***** Supplied information

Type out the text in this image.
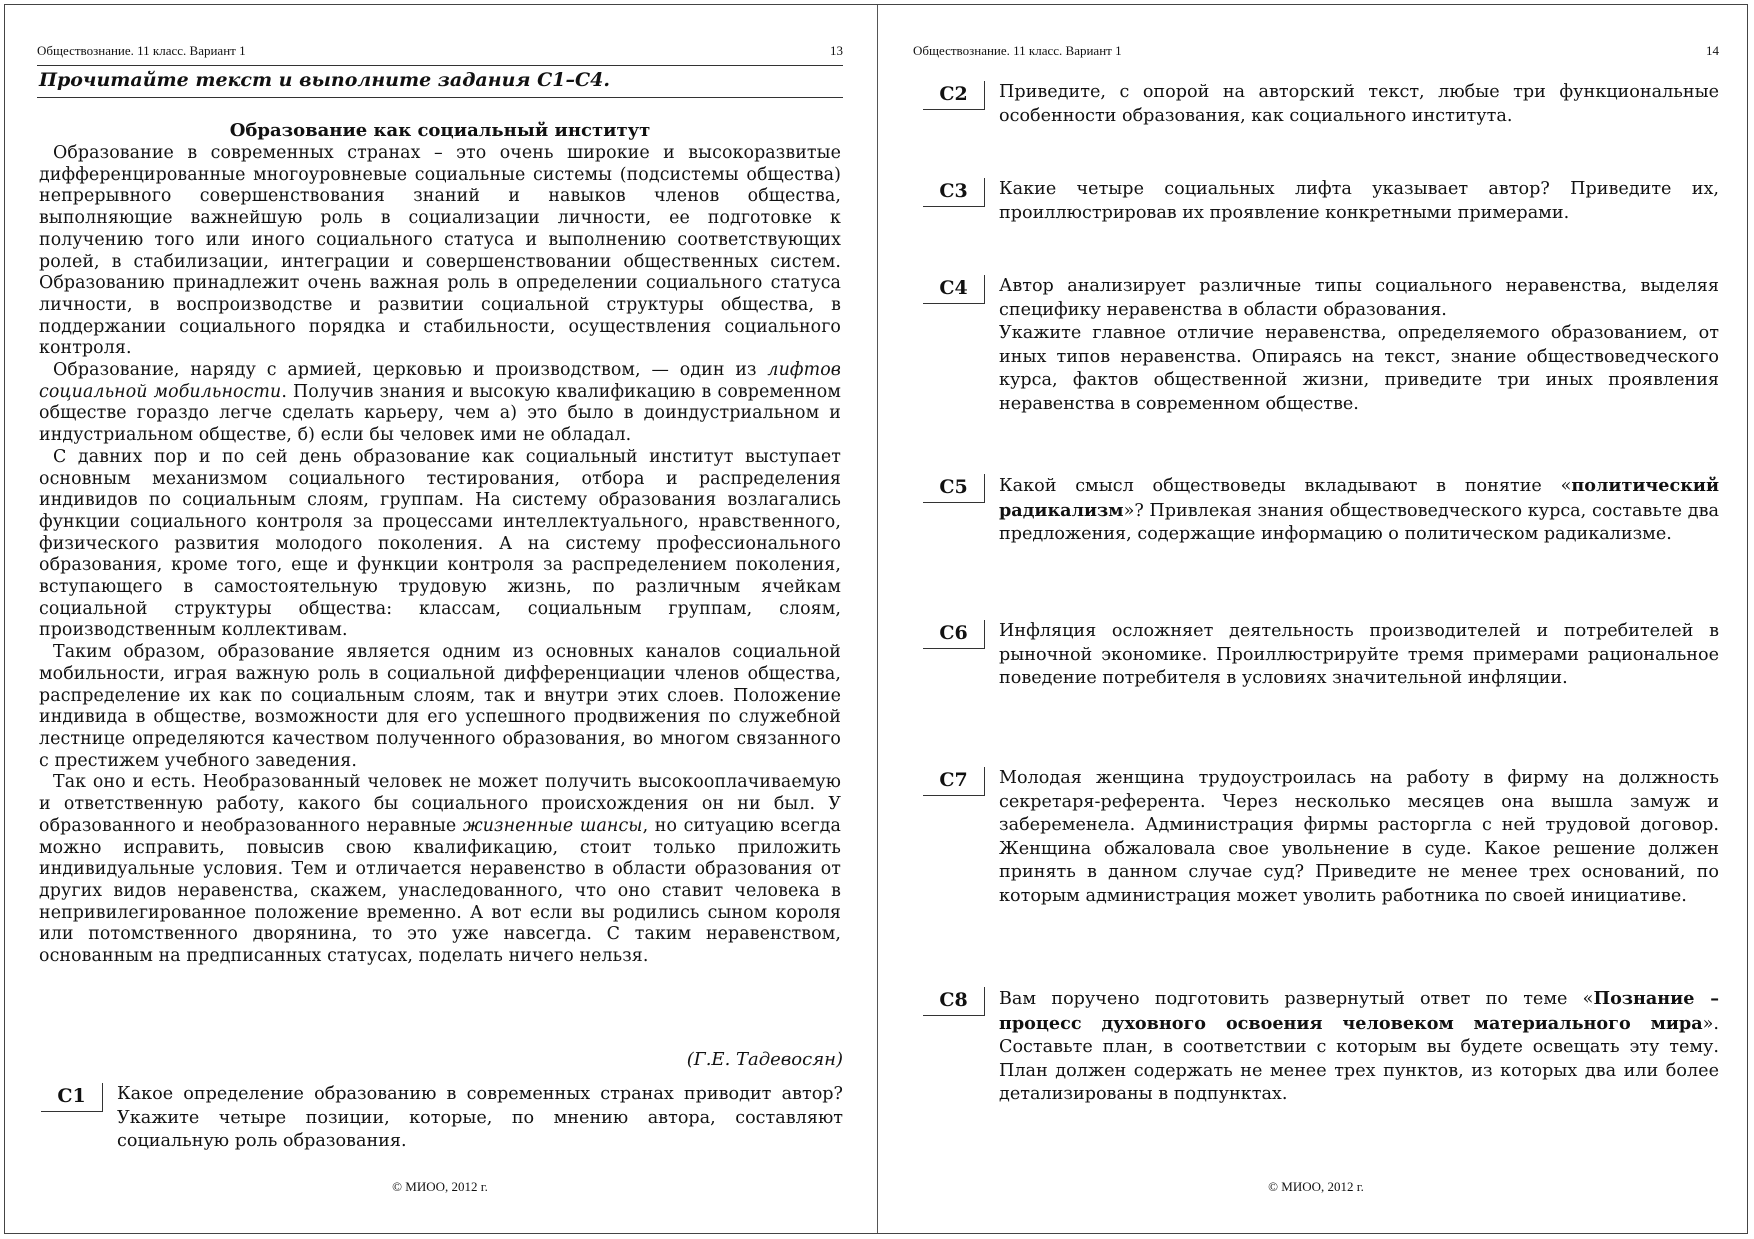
Обществознание. 11 класс. Вариант 1	13
Прочитайте текст и выполните задания С1–С4.
Образование как социальный институт

Образование в современных странах – это очень широкие и высокоразвитые дифференцированные многоуровневые социальные системы (подсистемы общества) непрерывного совершенствования знаний и навыков членов общества, выполняющие важнейшую роль в социализации личности, ее подготовке к получению того или иного социального статуса и выполнению соответствующих ролей, в стабилизации, интеграции и совершенствовании общественных систем. Образованию принадлежит очень важная роль в определении социального статуса личности, в воспроизводстве и развитии социальной структуры общества, в поддержании социального порядка и стабильности, осуществления социального контроля.

Образование, наряду с армией, церковью и производством, — один из лифтов социальной мобильности. Получив знания и высокую квалификацию в современном обществе гораздо легче сделать карьеру, чем а) это было в доиндустриальном и индустриальном обществе, б) если бы человек ими не обладал.

С давних пор и по сей день образование как социальный институт выступает основным механизмом социального тестирования, отбора и распределения индивидов по социальным слоям, группам. На систему образования возлагались функции социального контроля за процессами интеллектуального, нравственного, физического развития молодого поколения. А на систему профессионального образования, кроме того, еще и функции контроля за распределением поколения, вступающего в самостоятельную трудовую жизнь, по различным ячейкам социальной структуры общества: классам, социальным группам, слоям, производственным коллективам.

Таким образом, образование является одним из основных каналов социальной мобильности, играя важную роль в социальной дифференциации членов общества, распределение их как по социальным слоям, так и внутри этих слоев. Положение индивида в обществе, возможности для его успешного продвижения по служебной лестнице определяются качеством полученного образования, во многом связанного с престижем учебного заведения.

Так оно и есть. Необразованный человек не может получить высокооплачиваемую и ответственную работу, какого бы социального происхождения он ни был. У образованного и необразованного неравные жизненные шансы, но ситуацию всегда можно исправить, повысив свою квалификацию, стоит только приложить индивидуальные условия. Тем и отличается неравенство в области образования от других видов неравенства, скажем, унаследованного, что оно ставит человека в непривилегированное положение временно. А вот если вы родились сыном короля или потомственного дворянина, то это уже навсегда. С таким неравенством, основанным на предписанных статусах, поделать ничего нельзя.

(Г.Е. Тадевосян)
С1	Какое определение образованию в современных странах приводит автор? Укажите четыре позиции, которые, по мнению автора, составляют социальную роль образования.
© МИОО, 2012 г.
Обществознание. 11 класс. Вариант 1	14
С2	Приведите, с опорой на авторский текст, любые три функциональные особенности образования, как социального института.
С3	Какие четыре социальных лифта указывает автор? Приведите их, проиллюстрировав их проявление конкретными примерами.
С4	Автор анализирует различные типы социального неравенства, выделяя специфику неравенства в области образования.
Укажите главное отличие неравенства, определяемого образованием, от иных типов неравенства. Опираясь на текст, знание обществоведческого курса, фактов общественной жизни, приведите три иных проявления неравенства в современном обществе.
С5	Какой смысл обществоведы вкладывают в понятие «политический радикализм»? Привлекая знания обществоведческого курса, составьте два предложения, содержащие информацию о политическом радикализме.
С6	Инфляция осложняет деятельность производителей и потребителей в рыночной экономике. Проиллюстрируйте тремя примерами рациональное поведение потребителя в условиях значительной инфляции.
С7	Молодая женщина трудоустроилась на работу в фирму на должность секретаря-референта. Через несколько месяцев она вышла замуж и забеременела. Администрация фирмы расторгла с ней трудовой договор. Женщина обжаловала свое увольнение в суде. Какое решение должен принять в данном случае суд? Приведите не менее трех оснований, по которым администрация может уволить работника по своей инициативе.
С8	Вам поручено подготовить развернутый ответ по теме «Познание – процесс духовного освоения человеком материального мира». Составьте план, в соответствии с которым вы будете освещать эту тему. План должен содержать не менее трех пунктов, из которых два или более детализированы в подпунктах.
© МИОО, 2012 г.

**********

Look through the material and say how many lines hold "Укажите". Give the number only.

→ Task response
2